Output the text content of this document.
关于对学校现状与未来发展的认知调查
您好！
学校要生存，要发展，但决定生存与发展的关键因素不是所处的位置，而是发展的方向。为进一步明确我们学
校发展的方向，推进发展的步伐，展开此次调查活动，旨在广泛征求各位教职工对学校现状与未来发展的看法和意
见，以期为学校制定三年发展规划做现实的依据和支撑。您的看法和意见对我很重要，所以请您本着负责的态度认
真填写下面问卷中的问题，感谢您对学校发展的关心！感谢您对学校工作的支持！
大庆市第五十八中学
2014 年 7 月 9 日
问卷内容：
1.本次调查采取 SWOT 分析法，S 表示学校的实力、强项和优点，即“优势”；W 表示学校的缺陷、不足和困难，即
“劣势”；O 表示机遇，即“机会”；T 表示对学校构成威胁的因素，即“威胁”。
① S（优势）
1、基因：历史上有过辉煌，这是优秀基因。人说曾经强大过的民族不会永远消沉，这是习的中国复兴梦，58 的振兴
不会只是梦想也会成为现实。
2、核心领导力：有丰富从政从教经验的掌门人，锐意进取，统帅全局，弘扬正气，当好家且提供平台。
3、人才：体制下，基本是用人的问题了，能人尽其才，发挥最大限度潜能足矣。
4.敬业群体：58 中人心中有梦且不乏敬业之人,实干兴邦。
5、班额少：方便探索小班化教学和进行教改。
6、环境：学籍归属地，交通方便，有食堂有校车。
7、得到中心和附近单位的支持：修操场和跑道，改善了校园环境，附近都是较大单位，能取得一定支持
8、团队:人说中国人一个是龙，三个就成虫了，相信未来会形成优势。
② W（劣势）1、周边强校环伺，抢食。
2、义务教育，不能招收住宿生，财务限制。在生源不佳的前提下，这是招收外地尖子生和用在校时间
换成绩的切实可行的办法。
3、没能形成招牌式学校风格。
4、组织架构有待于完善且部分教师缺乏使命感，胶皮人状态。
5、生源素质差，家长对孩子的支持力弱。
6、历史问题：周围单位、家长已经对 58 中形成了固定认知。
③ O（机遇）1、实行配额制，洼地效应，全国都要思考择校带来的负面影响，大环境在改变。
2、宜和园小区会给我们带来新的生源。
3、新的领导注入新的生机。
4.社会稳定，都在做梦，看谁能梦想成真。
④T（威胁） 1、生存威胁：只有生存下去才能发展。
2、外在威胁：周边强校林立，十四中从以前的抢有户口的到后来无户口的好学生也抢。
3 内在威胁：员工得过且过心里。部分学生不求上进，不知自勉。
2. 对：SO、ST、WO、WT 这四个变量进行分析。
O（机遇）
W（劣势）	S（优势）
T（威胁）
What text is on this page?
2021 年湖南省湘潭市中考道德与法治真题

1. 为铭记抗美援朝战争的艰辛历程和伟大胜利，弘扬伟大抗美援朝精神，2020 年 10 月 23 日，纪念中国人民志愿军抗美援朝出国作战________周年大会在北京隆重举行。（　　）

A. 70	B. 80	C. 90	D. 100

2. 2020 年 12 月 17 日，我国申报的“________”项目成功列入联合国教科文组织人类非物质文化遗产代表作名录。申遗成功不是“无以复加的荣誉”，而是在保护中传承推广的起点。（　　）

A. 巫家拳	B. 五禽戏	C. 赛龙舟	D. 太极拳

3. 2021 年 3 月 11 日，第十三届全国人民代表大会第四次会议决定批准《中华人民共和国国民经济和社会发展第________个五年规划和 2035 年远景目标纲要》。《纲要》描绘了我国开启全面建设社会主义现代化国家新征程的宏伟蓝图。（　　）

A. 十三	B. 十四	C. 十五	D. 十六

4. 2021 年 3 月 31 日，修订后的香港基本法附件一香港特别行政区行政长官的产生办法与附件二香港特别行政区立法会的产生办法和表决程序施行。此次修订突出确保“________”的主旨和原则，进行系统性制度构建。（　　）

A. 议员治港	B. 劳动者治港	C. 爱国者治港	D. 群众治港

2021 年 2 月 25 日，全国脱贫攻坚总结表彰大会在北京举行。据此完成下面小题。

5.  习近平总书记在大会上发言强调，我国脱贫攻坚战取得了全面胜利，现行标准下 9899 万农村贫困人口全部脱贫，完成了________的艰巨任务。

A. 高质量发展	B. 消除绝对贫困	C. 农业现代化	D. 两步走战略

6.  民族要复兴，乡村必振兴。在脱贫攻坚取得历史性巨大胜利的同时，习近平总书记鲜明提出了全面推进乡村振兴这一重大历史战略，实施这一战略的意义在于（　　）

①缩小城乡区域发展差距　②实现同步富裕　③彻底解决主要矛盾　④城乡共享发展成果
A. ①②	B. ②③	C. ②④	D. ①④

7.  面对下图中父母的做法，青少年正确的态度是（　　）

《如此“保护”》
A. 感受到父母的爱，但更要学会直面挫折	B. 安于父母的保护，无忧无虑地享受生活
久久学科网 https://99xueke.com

### Set problem
Restate each of the entries above verbatim.

### Solution for this exercise
Output the text content of this document.
关于对学校现状与未来发展的认知调查
您好！
学校要生存，要发展，但决定生存与发展的关键因素不是所处的位置，而是发展的方向。为进一步明确我们学
校发展的方向，推进发展的步伐，展开此次调查活动，旨在广泛征求各位教职工对学校现状与未来发展的看法和意
见，以期为学校制定三年发展规划做现实的依据和支撑。您的看法和意见对我很重要，所以请您本着负责的态度认
真填写下面问卷中的问题，感谢您对学校发展的关心！感谢您对学校工作的支持！
大庆市第五十八中学
2014 年 7 月 9 日
问卷内容：
1.本次调查采取 SWOT 分析法，S 表示学校的实力、强项和优点，即“优势”；W 表示学校的缺陷、不足和困难，即
“劣势”；O 表示机遇，即“机会”；T 表示对学校构成威胁的因素，即“威胁”。
① S（优势）
1、基因：历史上有过辉煌，这是优秀基因。人说曾经强大过的民族不会永远消沉，这是习的中国复兴梦，58 的振兴
不会只是梦想也会成为现实。
2、核心领导力：有丰富从政从教经验的掌门人，锐意进取，统帅全局，弘扬正气，当好家且提供平台。
3、人才：体制下，基本是用人的问题了，能人尽其才，发挥最大限度潜能足矣。
4.敬业群体：58 中人心中有梦且不乏敬业之人,实干兴邦。
5、班额少：方便探索小班化教学和进行教改。
6、环境：学籍归属地，交通方便，有食堂有校车。
7、得到中心和附近单位的支持：修操场和跑道，改善了校园环境，附近都是较大单位，能取得一定支持
8、团队:人说中国人一个是龙，三个就成虫了，相信未来会形成优势。
② W（劣势）1、周边强校环伺，抢食。
2、义务教育，不能招收住宿生，财务限制。在生源不佳的前提下，这是招收外地尖子生和用在校时间
换成绩的切实可行的办法。
3、没能形成招牌式学校风格。
4、组织架构有待于完善且部分教师缺乏使命感，胶皮人状态。
5、生源素质差，家长对孩子的支持力弱。
6、历史问题：周围单位、家长已经对 58 中形成了固定认知。
③ O（机遇）1、实行配额制，洼地效应，全国都要思考择校带来的负面影响，大环境在改变。
2、宜和园小区会给我们带来新的生源。
3、新的领导注入新的生机。
4.社会稳定，都在做梦，看谁能梦想成真。
④T（威胁） 1、生存威胁：只有生存下去才能发展。
2、外在威胁：周边强校林立，十四中从以前的抢有户口的到后来无户口的好学生也抢。
3 内在威胁：员工得过且过心里。部分学生不求上进，不知自勉。
2. 对：SO、ST、WO、WT 这四个变量进行分析。
O（机遇）
W（劣势）	S（优势）
T（威胁）
What text is on this page?
2021 年湖南省湘潭市中考道德与法治真题

1. 为铭记抗美援朝战争的艰辛历程和伟大胜利，弘扬伟大抗美援朝精神，2020 年 10 月 23 日，纪念中国人民志愿军抗美援朝出国作战________周年大会在北京隆重举行。（　　）

A. 70	B. 80	C. 90	D. 100

2. 2020 年 12 月 17 日，我国申报的“________”项目成功列入联合国教科文组织人类非物质文化遗产代表作名录。申遗成功不是“无以复加的荣誉”，而是在保护中传承推广的起点。（　　）

A. 巫家拳	B. 五禽戏	C. 赛龙舟	D. 太极拳

3. 2021 年 3 月 11 日，第十三届全国人民代表大会第四次会议决定批准《中华人民共和国国民经济和社会发展第________个五年规划和 2035 年远景目标纲要》。《纲要》描绘了我国开启全面建设社会主义现代化国家新征程的宏伟蓝图。（　　）

A. 十三	B. 十四	C. 十五	D. 十六

4. 2021 年 3 月 31 日，修订后的香港基本法附件一香港特别行政区行政长官的产生办法与附件二香港特别行政区立法会的产生办法和表决程序施行。此次修订突出确保“________”的主旨和原则，进行系统性制度构建。（　　）

A. 议员治港	B. 劳动者治港	C. 爱国者治港	D. 群众治港

2021 年 2 月 25 日，全国脱贫攻坚总结表彰大会在北京举行。据此完成下面小题。

5.  习近平总书记在大会上发言强调，我国脱贫攻坚战取得了全面胜利，现行标准下 9899 万农村贫困人口全部脱贫，完成了________的艰巨任务。

A. 高质量发展	B. 消除绝对贫困	C. 农业现代化	D. 两步走战略

6.  民族要复兴，乡村必振兴。在脱贫攻坚取得历史性巨大胜利的同时，习近平总书记鲜明提出了全面推进乡村振兴这一重大历史战略，实施这一战略的意义在于（　　）

①缩小城乡区域发展差距　②实现同步富裕　③彻底解决主要矛盾　④城乡共享发展成果
A. ①②	B. ②③	C. ②④	D. ①④

7.  面对下图中父母的做法，青少年正确的态度是（　　）

《如此“保护”》
A. 感受到父母的爱，但更要学会直面挫折	B. 安于父母的保护，无忧无虑地享受生活
久久学科网 https://99xueke.com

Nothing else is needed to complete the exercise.